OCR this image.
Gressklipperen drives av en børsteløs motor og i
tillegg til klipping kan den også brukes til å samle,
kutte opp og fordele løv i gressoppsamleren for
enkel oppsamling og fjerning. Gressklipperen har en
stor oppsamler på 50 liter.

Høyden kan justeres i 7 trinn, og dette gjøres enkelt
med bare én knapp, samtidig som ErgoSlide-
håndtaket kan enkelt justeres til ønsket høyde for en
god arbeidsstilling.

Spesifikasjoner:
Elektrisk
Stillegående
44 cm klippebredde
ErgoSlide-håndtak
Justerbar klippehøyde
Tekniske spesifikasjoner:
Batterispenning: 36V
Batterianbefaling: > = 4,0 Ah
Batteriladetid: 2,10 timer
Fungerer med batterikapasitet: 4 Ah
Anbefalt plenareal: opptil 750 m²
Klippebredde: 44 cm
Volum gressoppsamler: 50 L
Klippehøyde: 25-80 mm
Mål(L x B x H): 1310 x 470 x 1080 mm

...

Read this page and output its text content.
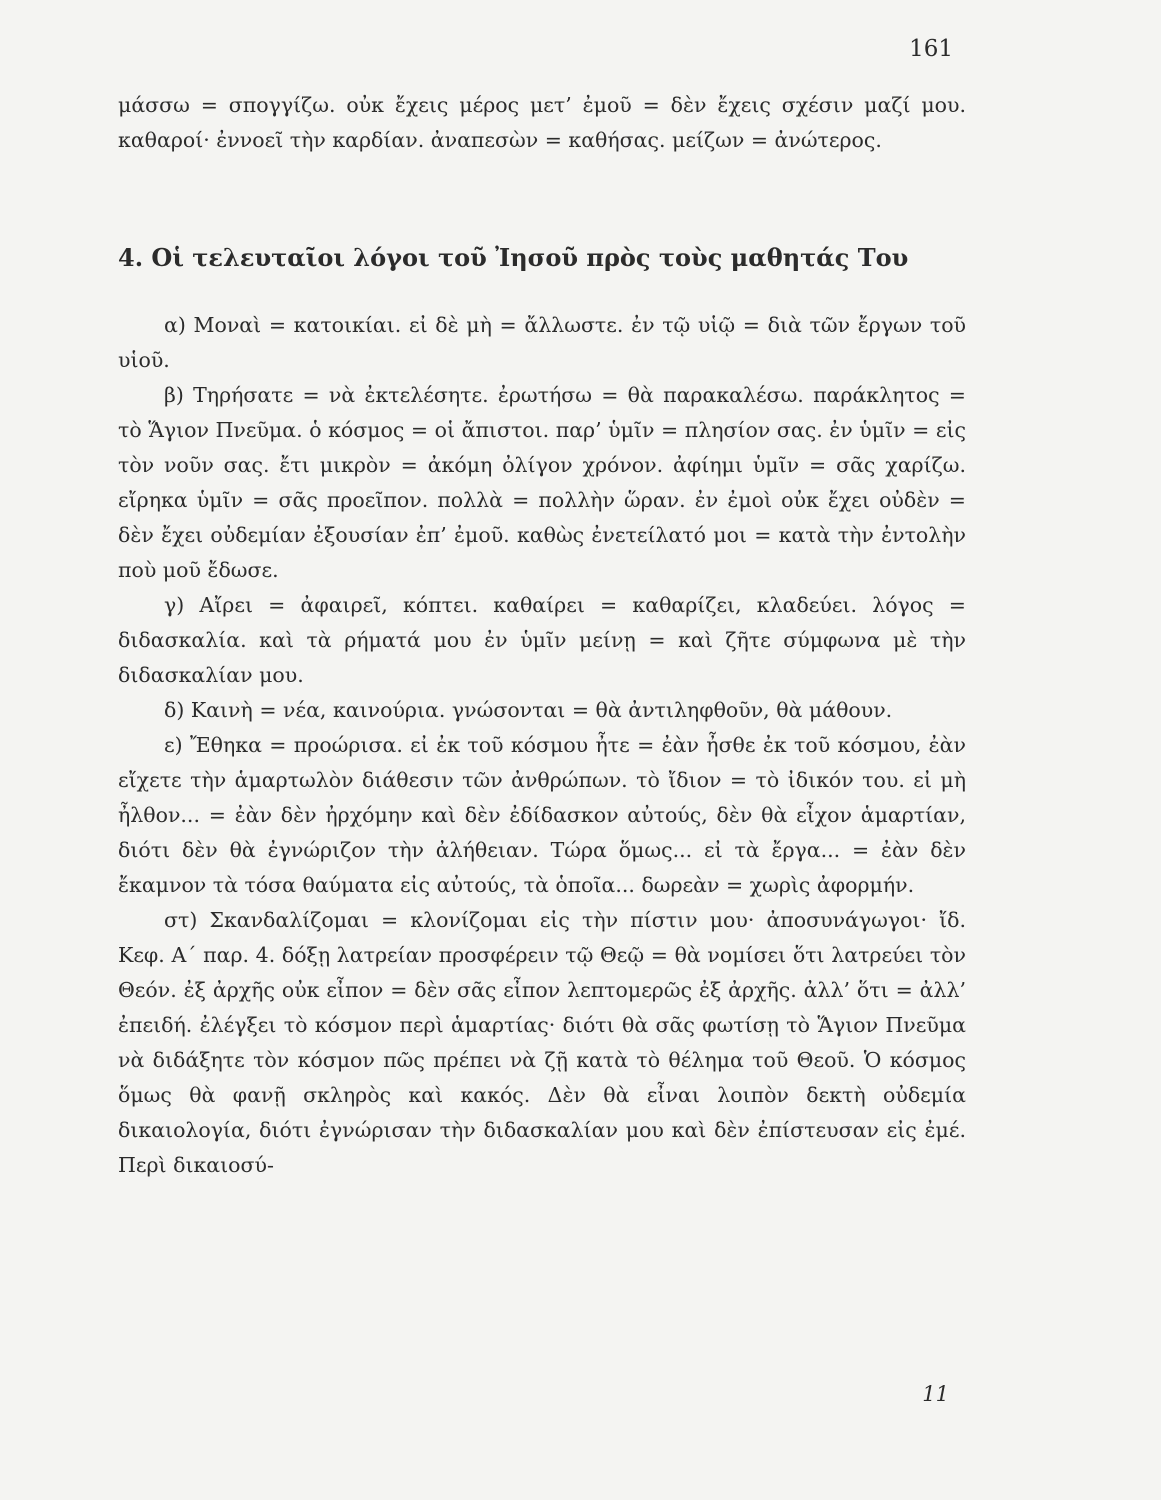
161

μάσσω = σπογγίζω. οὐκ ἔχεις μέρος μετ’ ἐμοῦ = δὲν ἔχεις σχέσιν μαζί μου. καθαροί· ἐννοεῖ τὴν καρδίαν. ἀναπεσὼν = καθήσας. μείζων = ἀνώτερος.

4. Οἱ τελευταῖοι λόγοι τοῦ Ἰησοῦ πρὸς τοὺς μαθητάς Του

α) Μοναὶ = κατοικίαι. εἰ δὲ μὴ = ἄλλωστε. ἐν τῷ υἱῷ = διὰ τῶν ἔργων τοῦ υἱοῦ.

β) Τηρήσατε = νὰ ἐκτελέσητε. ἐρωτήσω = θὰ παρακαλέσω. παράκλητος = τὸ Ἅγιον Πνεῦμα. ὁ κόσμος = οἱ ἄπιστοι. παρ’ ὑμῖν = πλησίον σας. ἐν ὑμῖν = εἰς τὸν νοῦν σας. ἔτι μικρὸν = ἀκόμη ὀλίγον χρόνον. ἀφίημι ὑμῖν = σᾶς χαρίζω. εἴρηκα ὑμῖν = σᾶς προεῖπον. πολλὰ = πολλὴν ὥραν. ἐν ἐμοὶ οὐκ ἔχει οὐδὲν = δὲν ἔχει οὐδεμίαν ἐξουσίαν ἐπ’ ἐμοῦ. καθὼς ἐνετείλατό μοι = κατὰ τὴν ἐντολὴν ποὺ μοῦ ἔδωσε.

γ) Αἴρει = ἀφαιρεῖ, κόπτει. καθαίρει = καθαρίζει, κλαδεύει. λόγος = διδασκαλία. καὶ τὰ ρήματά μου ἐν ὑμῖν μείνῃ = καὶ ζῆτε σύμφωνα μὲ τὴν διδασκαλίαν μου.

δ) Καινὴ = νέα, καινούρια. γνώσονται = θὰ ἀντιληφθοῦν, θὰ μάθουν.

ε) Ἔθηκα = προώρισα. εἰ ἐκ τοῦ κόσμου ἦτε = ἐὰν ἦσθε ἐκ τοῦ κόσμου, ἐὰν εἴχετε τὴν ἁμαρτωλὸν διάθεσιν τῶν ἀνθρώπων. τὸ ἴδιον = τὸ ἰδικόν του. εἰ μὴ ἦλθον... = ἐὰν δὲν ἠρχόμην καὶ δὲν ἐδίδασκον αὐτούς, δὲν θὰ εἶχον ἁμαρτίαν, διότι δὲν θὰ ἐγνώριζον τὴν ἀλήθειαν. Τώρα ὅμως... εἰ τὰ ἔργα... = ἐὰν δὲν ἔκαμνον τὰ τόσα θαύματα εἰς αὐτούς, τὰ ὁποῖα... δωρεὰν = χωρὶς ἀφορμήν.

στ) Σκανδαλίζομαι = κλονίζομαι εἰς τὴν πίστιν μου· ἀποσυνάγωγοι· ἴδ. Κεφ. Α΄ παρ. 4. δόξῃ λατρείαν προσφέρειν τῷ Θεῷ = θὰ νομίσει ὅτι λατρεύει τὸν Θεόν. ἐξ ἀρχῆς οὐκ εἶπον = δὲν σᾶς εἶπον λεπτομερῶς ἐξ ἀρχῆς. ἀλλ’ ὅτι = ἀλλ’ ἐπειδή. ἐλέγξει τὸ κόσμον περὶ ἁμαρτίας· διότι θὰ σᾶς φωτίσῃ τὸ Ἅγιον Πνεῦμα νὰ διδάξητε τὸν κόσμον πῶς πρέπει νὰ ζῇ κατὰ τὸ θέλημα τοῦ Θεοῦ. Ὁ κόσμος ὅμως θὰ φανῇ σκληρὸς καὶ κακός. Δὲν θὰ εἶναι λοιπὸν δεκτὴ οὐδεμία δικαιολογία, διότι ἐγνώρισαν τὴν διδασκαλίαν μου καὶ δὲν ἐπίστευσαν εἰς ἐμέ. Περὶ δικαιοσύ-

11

• Task brief: Pick out the lines that contain "ἐμοῦ" and copy them.

• Exercise response:
μάσσω = σπογγίζω. οὐκ ἔχεις μέρος μετ’ ἐμοῦ = δὲν ἔχεις σχέσιν μαζί μου. καθαροί· ἐννοεῖ τὴν καρδίαν. ἀναπεσὼν = καθήσας. μείζων = ἀνώτερος.
β) Τηρήσατε = νὰ ἐκτελέσητε. ἐρωτήσω = θὰ παρακαλέσω. παράκλητος = τὸ Ἅγιον Πνεῦμα. ὁ κόσμος = οἱ ἄπιστοι. παρ’ ὑμῖν = πλησίον σας. ἐν ὑμῖν = εἰς τὸν νοῦν σας. ἔτι μικρὸν = ἀκόμη ὀλίγον χρόνον. ἀφίημι ὑμῖν = σᾶς χαρίζω. εἴρηκα ὑμῖν = σᾶς προεῖπον. πολλὰ = πολλὴν ὥραν. ἐν ἐμοὶ οὐκ ἔχει οὐδὲν = δὲν ἔχει οὐδεμίαν ἐξουσίαν ἐπ’ ἐμοῦ. καθὼς ἐνετείλατό μοι = κατὰ τὴν ἐντολὴν ποὺ μοῦ ἔδωσε.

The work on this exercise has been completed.